- Stored data:
-- begin --

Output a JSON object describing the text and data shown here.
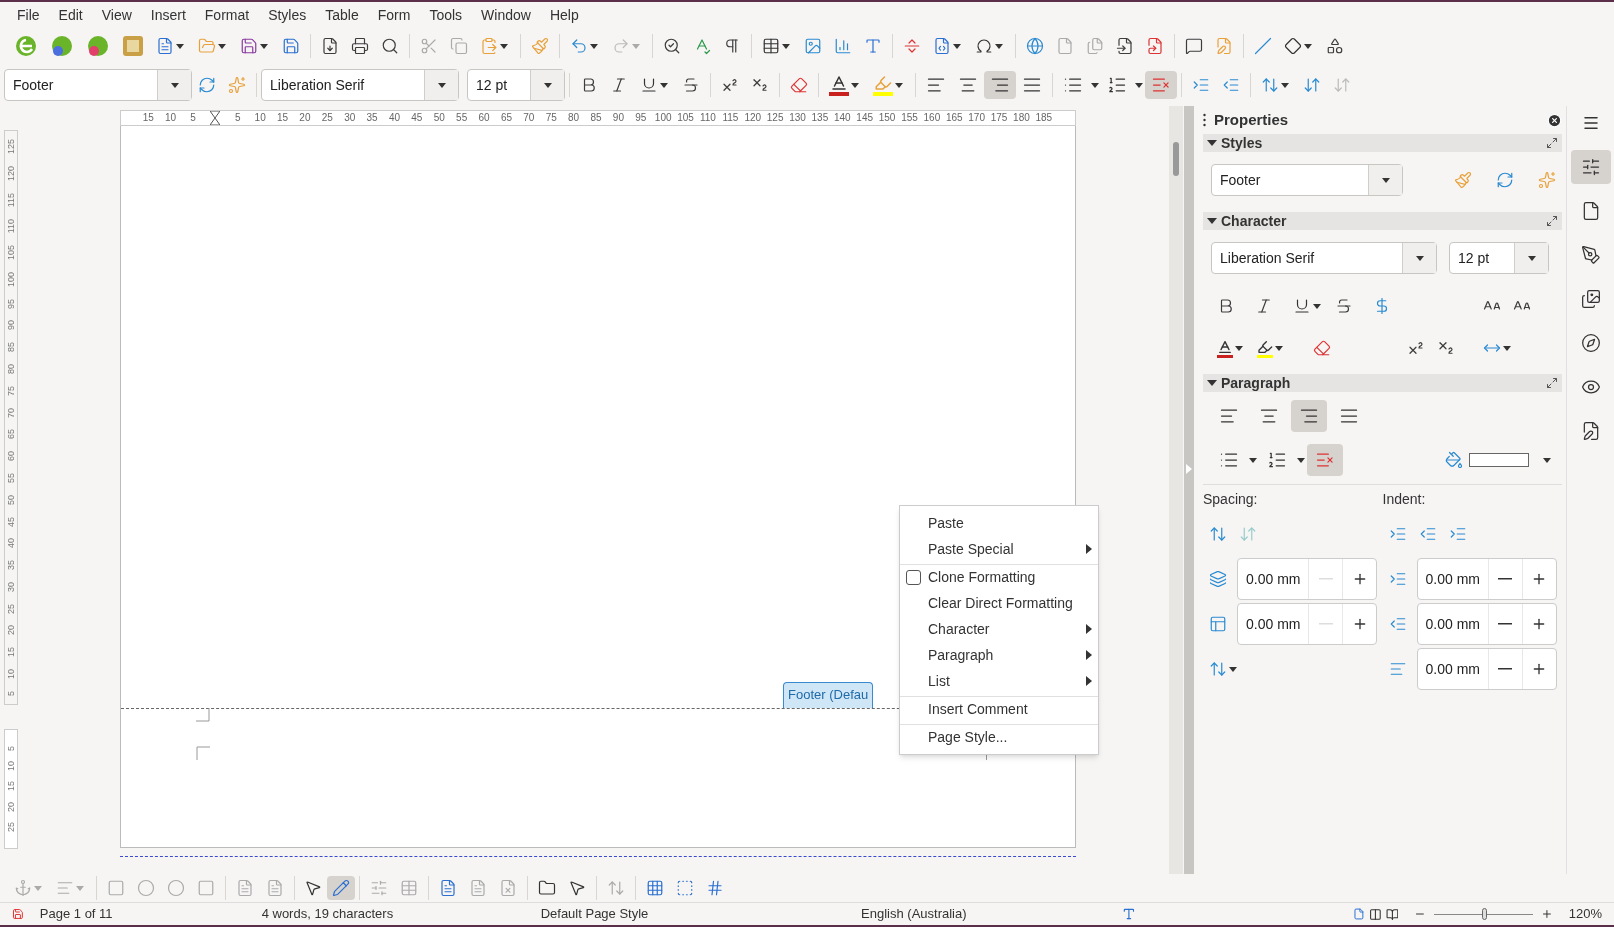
{
  "menu_bar": [
    "File",
    "Edit",
    "View",
    "Insert",
    "Format",
    "Styles",
    "Table",
    "Form",
    "Tools",
    "Window",
    "Help"
  ],
  "formatting_toolbar": {
    "paragraph_style": "Footer",
    "font": "Liberation Serif",
    "size": "12 pt",
    "alignment": [
      {
        "kind": "left",
        "selected": false
      },
      {
        "kind": "center",
        "selected": false
      },
      {
        "kind": "right",
        "selected": true
      },
      {
        "kind": "justify",
        "selected": false
      }
    ],
    "lists": [
      {
        "kind": "unordered",
        "selected": false
      },
      {
        "kind": "ordered",
        "selected": false
      },
      {
        "kind": "none",
        "selected": true
      }
    ]
  },
  "ruler": {
    "labels": [
      "15",
      "10",
      "5",
      "5",
      "10",
      "15",
      "20",
      "25",
      "30",
      "35",
      "40",
      "45",
      "50",
      "55",
      "60",
      "65",
      "70",
      "75",
      "80",
      "85",
      "90",
      "95",
      "100",
      "105",
      "110",
      "115",
      "120",
      "125",
      "130",
      "135",
      "140",
      "145",
      "150",
      "155",
      "160",
      "165",
      "170",
      "175",
      "180",
      "185"
    ]
  },
  "vertical_ruler": {
    "top_labels": [
      "125",
      "120",
      "115",
      "110",
      "105",
      "100",
      "95",
      "90",
      "85",
      "80",
      "75",
      "70",
      "65",
      "60",
      "55",
      "50",
      "45",
      "40",
      "35",
      "30",
      "25",
      "20",
      "15",
      "10",
      "5"
    ],
    "bottom_labels": [
      "5",
      "10",
      "15",
      "20",
      "25"
    ]
  },
  "footer_tab": {
    "label": "Footer (Defau"
  },
  "context_menu": [
    {
      "label": "Paste",
      "kind": "item",
      "submenu": false,
      "separator_before": false
    },
    {
      "label": "Paste Special",
      "kind": "item",
      "submenu": true,
      "separator_before": false
    },
    {
      "label": "Clone Formatting",
      "kind": "checkbox",
      "checked": false,
      "submenu": false,
      "separator_before": true
    },
    {
      "label": "Clear Direct Formatting",
      "kind": "item",
      "submenu": false,
      "separator_before": false
    },
    {
      "label": "Character",
      "kind": "item",
      "submenu": true,
      "separator_before": false
    },
    {
      "label": "Paragraph",
      "kind": "item",
      "submenu": true,
      "separator_before": false
    },
    {
      "label": "List",
      "kind": "item",
      "submenu": true,
      "separator_before": false
    },
    {
      "label": "Insert Comment",
      "kind": "item",
      "submenu": false,
      "separator_before": true
    },
    {
      "label": "Page Style...",
      "kind": "item",
      "submenu": false,
      "separator_before": true
    }
  ],
  "sidebar": {
    "title": "Properties",
    "styles": {
      "title": "Styles",
      "expanded": true,
      "value": "Footer"
    },
    "character": {
      "title": "Character",
      "expanded": true,
      "font": "Liberation Serif",
      "size": "12 pt"
    },
    "paragraph": {
      "title": "Paragraph",
      "expanded": true,
      "alignment": [
        {
          "kind": "left",
          "selected": false
        },
        {
          "kind": "center",
          "selected": false
        },
        {
          "kind": "right",
          "selected": true
        },
        {
          "kind": "justify",
          "selected": false
        }
      ],
      "lists": [
        {
          "kind": "unordered",
          "selected": false
        },
        {
          "kind": "ordered",
          "selected": false
        },
        {
          "kind": "none",
          "selected": true
        }
      ],
      "spacing_label": "Spacing:",
      "indent_label": "Indent:",
      "spacing_fields": [
        {
          "value": "0.00 mm",
          "decrement_disabled": true
        },
        {
          "value": "0.00 mm",
          "decrement_disabled": true
        }
      ],
      "indent_fields": [
        {
          "value": "0.00 mm",
          "decrement_disabled": false
        },
        {
          "value": "0.00 mm",
          "decrement_disabled": false
        },
        {
          "value": "0.00 mm",
          "decrement_disabled": false
        }
      ]
    },
    "tabs": [
      {
        "kind": "properties",
        "selected": true
      },
      {
        "kind": "page",
        "selected": false
      },
      {
        "kind": "styles",
        "selected": false
      },
      {
        "kind": "gallery",
        "selected": false
      },
      {
        "kind": "navigator",
        "selected": false
      },
      {
        "kind": "inspector",
        "selected": false
      },
      {
        "kind": "changes",
        "selected": false
      }
    ]
  },
  "frame_toolbar": [
    {
      "kind": "select",
      "selected": false
    },
    {
      "kind": "edit-points",
      "selected": true
    }
  ],
  "status_bar": {
    "page": "Page 1 of 11",
    "words": "4 words, 19 characters",
    "page_style": "Default Page Style",
    "language": "English (Australia)",
    "zoom": "120%",
    "zoom_level": {
      "level": 0.5
    }
  }
}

-- end --

- WHAT NEEDS TO BE DONE:
Repeat each line of the records above exactly, but do not copy the pictures.

- TASK RESPONSE:
Output a JSON object describing the text and data shown here.
{
  "menu_bar": [
    "File",
    "Edit",
    "View",
    "Insert",
    "Format",
    "Styles",
    "Table",
    "Form",
    "Tools",
    "Window",
    "Help"
  ],
  "formatting_toolbar": {
    "paragraph_style": "Footer",
    "font": "Liberation Serif",
    "size": "12 pt",
    "alignment": [
      {
        "kind": "left",
        "selected": false
      },
      {
        "kind": "center",
        "selected": false
      },
      {
        "kind": "right",
        "selected": true
      },
      {
        "kind": "justify",
        "selected": false
      }
    ],
    "lists": [
      {
        "kind": "unordered",
        "selected": false
      },
      {
        "kind": "ordered",
        "selected": false
      },
      {
        "kind": "none",
        "selected": true
      }
    ]
  },
  "ruler": {
    "labels": [
      "15",
      "10",
      "5",
      "5",
      "10",
      "15",
      "20",
      "25",
      "30",
      "35",
      "40",
      "45",
      "50",
      "55",
      "60",
      "65",
      "70",
      "75",
      "80",
      "85",
      "90",
      "95",
      "100",
      "105",
      "110",
      "115",
      "120",
      "125",
      "130",
      "135",
      "140",
      "145",
      "150",
      "155",
      "160",
      "165",
      "170",
      "175",
      "180",
      "185"
    ]
  },
  "vertical_ruler": {
    "top_labels": [
      "125",
      "120",
      "115",
      "110",
      "105",
      "100",
      "95",
      "90",
      "85",
      "80",
      "75",
      "70",
      "65",
      "60",
      "55",
      "50",
      "45",
      "40",
      "35",
      "30",
      "25",
      "20",
      "15",
      "10",
      "5"
    ],
    "bottom_labels": [
      "5",
      "10",
      "15",
      "20",
      "25"
    ]
  },
  "footer_tab": {
    "label": "Footer (Defau"
  },
  "context_menu": [
    {
      "label": "Paste",
      "kind": "item",
      "submenu": false,
      "separator_before": false
    },
    {
      "label": "Paste Special",
      "kind": "item",
      "submenu": true,
      "separator_before": false
    },
    {
      "label": "Clone Formatting",
      "kind": "checkbox",
      "checked": false,
      "submenu": false,
      "separator_before": true
    },
    {
      "label": "Clear Direct Formatting",
      "kind": "item",
      "submenu": false,
      "separator_before": false
    },
    {
      "label": "Character",
      "kind": "item",
      "submenu": true,
      "separator_before": false
    },
    {
      "label": "Paragraph",
      "kind": "item",
      "submenu": true,
      "separator_before": false
    },
    {
      "label": "List",
      "kind": "item",
      "submenu": true,
      "separator_before": false
    },
    {
      "label": "Insert Comment",
      "kind": "item",
      "submenu": false,
      "separator_before": true
    },
    {
      "label": "Page Style...",
      "kind": "item",
      "submenu": false,
      "separator_before": true
    }
  ],
  "sidebar": {
    "title": "Properties",
    "styles": {
      "title": "Styles",
      "expanded": true,
      "value": "Footer"
    },
    "character": {
      "title": "Character",
      "expanded": true,
      "font": "Liberation Serif",
      "size": "12 pt"
    },
    "paragraph": {
      "title": "Paragraph",
      "expanded": true,
      "alignment": [
        {
          "kind": "left",
          "selected": false
        },
        {
          "kind": "center",
          "selected": false
        },
        {
          "kind": "right",
          "selected": true
        },
        {
          "kind": "justify",
          "selected": false
        }
      ],
      "lists": [
        {
          "kind": "unordered",
          "selected": false
        },
        {
          "kind": "ordered",
          "selected": false
        },
        {
          "kind": "none",
          "selected": true
        }
      ],
      "spacing_label": "Spacing:",
      "indent_label": "Indent:",
      "spacing_fields": [
        {
          "value": "0.00 mm",
          "decrement_disabled": true
        },
        {
          "value": "0.00 mm",
          "decrement_disabled": true
        }
      ],
      "indent_fields": [
        {
          "value": "0.00 mm",
          "decrement_disabled": false
        },
        {
          "value": "0.00 mm",
          "decrement_disabled": false
        },
        {
          "value": "0.00 mm",
          "decrement_disabled": false
        }
      ]
    },
    "tabs": [
      {
        "kind": "properties",
        "selected": true
      },
      {
        "kind": "page",
        "selected": false
      },
      {
        "kind": "styles",
        "selected": false
      },
      {
        "kind": "gallery",
        "selected": false
      },
      {
        "kind": "navigator",
        "selected": false
      },
      {
        "kind": "inspector",
        "selected": false
      },
      {
        "kind": "changes",
        "selected": false
      }
    ]
  },
  "frame_toolbar": [
    {
      "kind": "select",
      "selected": false
    },
    {
      "kind": "edit-points",
      "selected": true
    }
  ],
  "status_bar": {
    "page": "Page 1 of 11",
    "words": "4 words, 19 characters",
    "page_style": "Default Page Style",
    "language": "English (Australia)",
    "zoom": "120%",
    "zoom_level": {
      "level": 0.5
    }
  }
}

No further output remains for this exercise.